• _WHAT THE TASK ASKS_
Repeat the listing exactly as given, omitting every image.

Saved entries
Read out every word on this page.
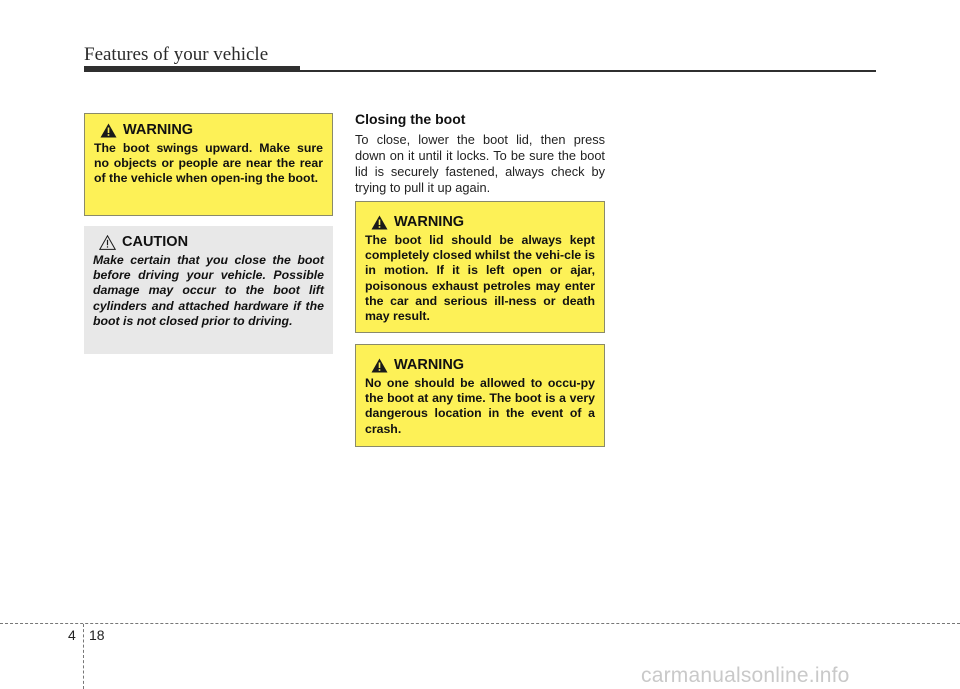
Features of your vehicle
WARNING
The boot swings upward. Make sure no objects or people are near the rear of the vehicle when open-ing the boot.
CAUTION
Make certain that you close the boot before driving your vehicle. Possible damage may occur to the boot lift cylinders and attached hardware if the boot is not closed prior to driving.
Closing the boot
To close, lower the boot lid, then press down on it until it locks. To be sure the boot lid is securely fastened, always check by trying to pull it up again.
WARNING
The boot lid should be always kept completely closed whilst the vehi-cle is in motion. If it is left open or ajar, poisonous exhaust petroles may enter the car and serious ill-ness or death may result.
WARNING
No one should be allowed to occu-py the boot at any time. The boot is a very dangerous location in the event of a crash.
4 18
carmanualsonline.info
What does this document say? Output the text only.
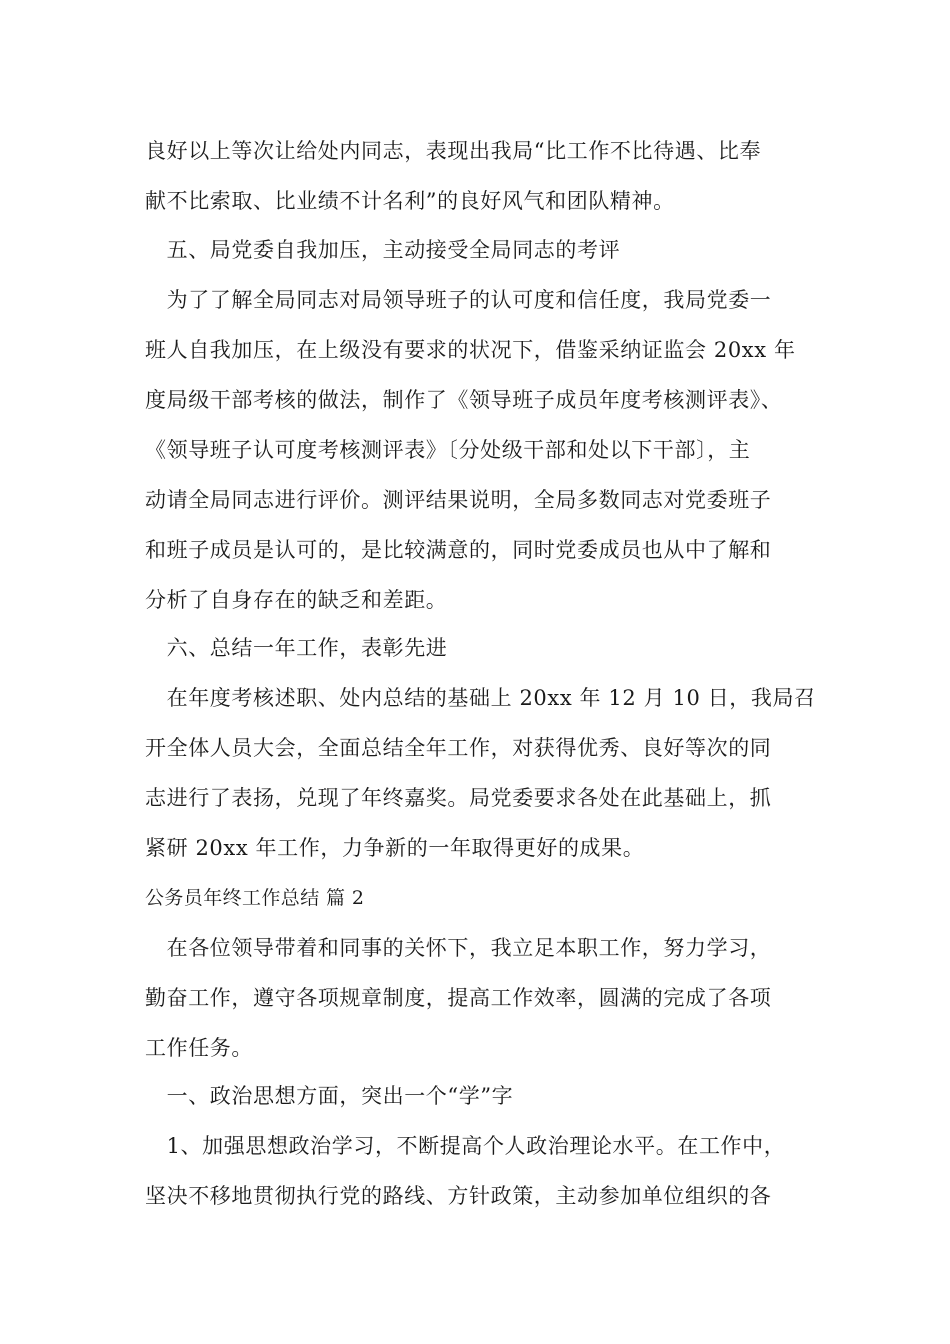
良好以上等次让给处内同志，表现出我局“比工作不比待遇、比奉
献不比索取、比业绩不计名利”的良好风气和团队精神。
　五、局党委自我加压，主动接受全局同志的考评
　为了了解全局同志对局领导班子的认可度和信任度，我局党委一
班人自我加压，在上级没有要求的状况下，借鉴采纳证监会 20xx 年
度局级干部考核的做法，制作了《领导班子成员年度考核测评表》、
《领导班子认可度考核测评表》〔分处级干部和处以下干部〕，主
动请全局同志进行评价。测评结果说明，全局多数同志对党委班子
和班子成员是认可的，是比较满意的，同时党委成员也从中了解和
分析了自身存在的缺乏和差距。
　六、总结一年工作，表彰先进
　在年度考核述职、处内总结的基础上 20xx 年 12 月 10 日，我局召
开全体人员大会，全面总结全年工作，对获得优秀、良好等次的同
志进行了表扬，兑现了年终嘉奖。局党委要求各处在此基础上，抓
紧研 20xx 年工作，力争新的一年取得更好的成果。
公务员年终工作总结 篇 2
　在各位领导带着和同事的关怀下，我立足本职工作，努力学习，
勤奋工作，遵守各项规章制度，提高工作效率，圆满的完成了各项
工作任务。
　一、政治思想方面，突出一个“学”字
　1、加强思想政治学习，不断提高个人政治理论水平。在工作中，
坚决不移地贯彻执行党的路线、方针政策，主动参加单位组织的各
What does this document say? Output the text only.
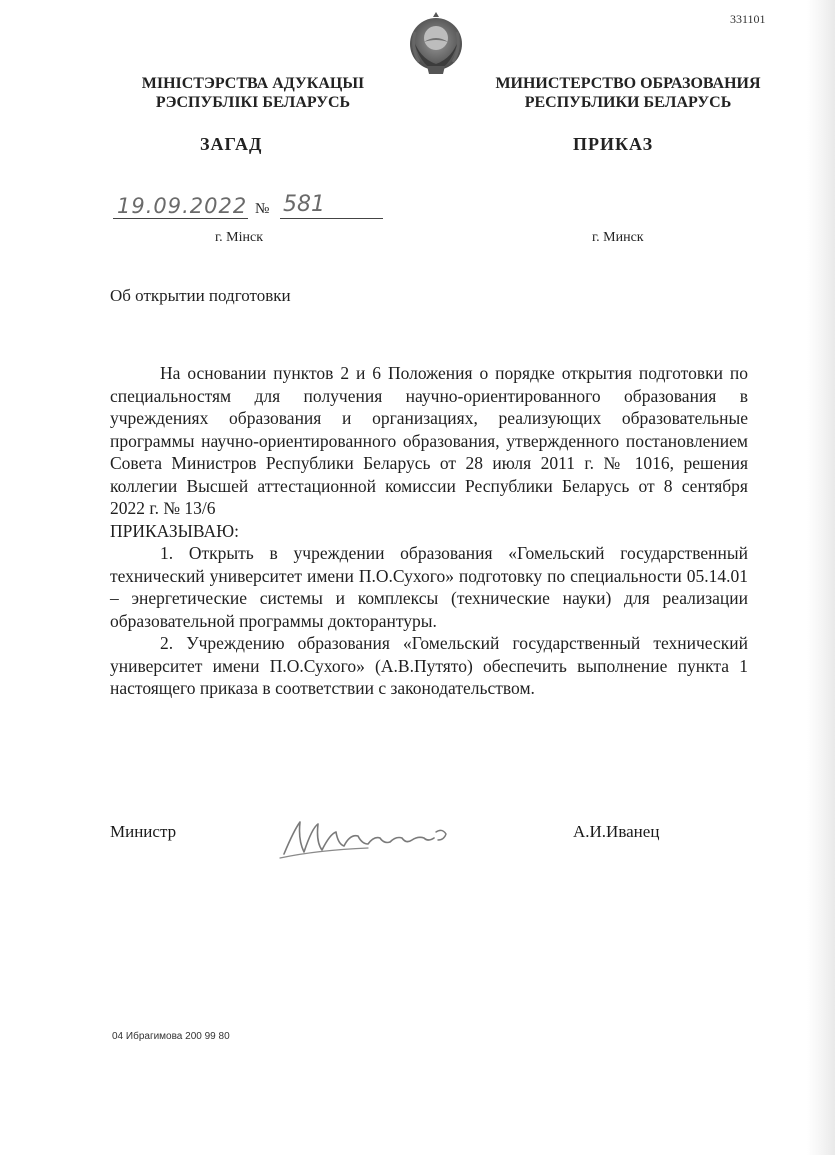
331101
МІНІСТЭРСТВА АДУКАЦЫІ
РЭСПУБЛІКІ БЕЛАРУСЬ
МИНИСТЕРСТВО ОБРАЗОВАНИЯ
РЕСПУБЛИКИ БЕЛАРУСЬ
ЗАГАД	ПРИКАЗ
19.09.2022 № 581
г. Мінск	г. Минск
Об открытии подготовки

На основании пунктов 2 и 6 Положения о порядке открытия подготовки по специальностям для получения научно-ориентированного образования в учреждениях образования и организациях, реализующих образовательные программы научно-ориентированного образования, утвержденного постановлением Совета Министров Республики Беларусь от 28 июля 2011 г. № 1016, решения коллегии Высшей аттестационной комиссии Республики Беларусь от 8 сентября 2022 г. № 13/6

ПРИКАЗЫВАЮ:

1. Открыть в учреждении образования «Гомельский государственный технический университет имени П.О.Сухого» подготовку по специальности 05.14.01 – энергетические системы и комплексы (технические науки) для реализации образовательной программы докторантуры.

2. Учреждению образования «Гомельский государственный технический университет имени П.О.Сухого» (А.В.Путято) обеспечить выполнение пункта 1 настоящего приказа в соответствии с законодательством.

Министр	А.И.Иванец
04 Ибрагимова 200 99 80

• _RESULT BELOW_
Read out every word on this page.
Features of your vehicle
WARNING
The boot swings upward. Make sure no objects or people are near the rear of the vehicle when open-ing the boot.
CAUTION
Make certain that you close the boot before driving your vehicle. Possible damage may occur to the boot lift cylinders and attached hardware if the boot is not closed prior to driving.
Closing the boot
To close, lower the boot lid, then press down on it until it locks. To be sure the boot lid is securely fastened, always check by trying to pull it up again.
WARNING
The boot lid should be always kept completely closed whilst the vehi-cle is in motion. If it is left open or ajar, poisonous exhaust petroles may enter the car and serious ill-ness or death may result.
WARNING
No one should be allowed to occu-py the boot at any time. The boot is a very dangerous location in the event of a crash.
4 18
carmanualsonline.info
What does this document say? Output the text only.
良好以上等次让给处内同志，表现出我局“比工作不比待遇、比奉
献不比索取、比业绩不计名利”的良好风气和团队精神。
　五、局党委自我加压，主动接受全局同志的考评
　为了了解全局同志对局领导班子的认可度和信任度，我局党委一
班人自我加压，在上级没有要求的状况下，借鉴采纳证监会 20xx 年
度局级干部考核的做法，制作了《领导班子成员年度考核测评表》、
《领导班子认可度考核测评表》〔分处级干部和处以下干部〕，主
动请全局同志进行评价。测评结果说明，全局多数同志对党委班子
和班子成员是认可的，是比较满意的，同时党委成员也从中了解和
分析了自身存在的缺乏和差距。
　六、总结一年工作，表彰先进
　在年度考核述职、处内总结的基础上 20xx 年 12 月 10 日，我局召
开全体人员大会，全面总结全年工作，对获得优秀、良好等次的同
志进行了表扬，兑现了年终嘉奖。局党委要求各处在此基础上，抓
紧研 20xx 年工作，力争新的一年取得更好的成果。
公务员年终工作总结 篇 2
　在各位领导带着和同事的关怀下，我立足本职工作，努力学习，
勤奋工作，遵守各项规章制度，提高工作效率，圆满的完成了各项
工作任务。
　一、政治思想方面，突出一个“学”字
　1、加强思想政治学习，不断提高个人政治理论水平。在工作中，
坚决不移地贯彻执行党的路线、方针政策，主动参加单位组织的各
What does this document say? Output the text only.
331101
МІНІСТЭРСТВА АДУКАЦЫІ
РЭСПУБЛІКІ БЕЛАРУСЬ
МИНИСТЕРСТВО ОБРАЗОВАНИЯ
РЕСПУБЛИКИ БЕЛАРУСЬ
ЗАГАД	ПРИКАЗ
19.09.2022 № 581
г. Мінск	г. Минск
Об открытии подготовки

На основании пунктов 2 и 6 Положения о порядке открытия подготовки по специальностям для получения научно-ориентированного образования в учреждениях образования и организациях, реализующих образовательные программы научно-ориентированного образования, утвержденного постановлением Совета Министров Республики Беларусь от 28 июля 2011 г. № 1016, решения коллегии Высшей аттестационной комиссии Республики Беларусь от 8 сентября 2022 г. № 13/6

ПРИКАЗЫВАЮ:

1. Открыть в учреждении образования «Гомельский государственный технический университет имени П.О.Сухого» подготовку по специальности 05.14.01 – энергетические системы и комплексы (технические науки) для реализации образовательной программы докторантуры.

2. Учреждению образования «Гомельский государственный технический университет имени П.О.Сухого» (А.В.Путято) обеспечить выполнение пункта 1 настоящего приказа в соответствии с законодательством.

Министр	А.И.Иванец
04 Ибрагимова 200 99 80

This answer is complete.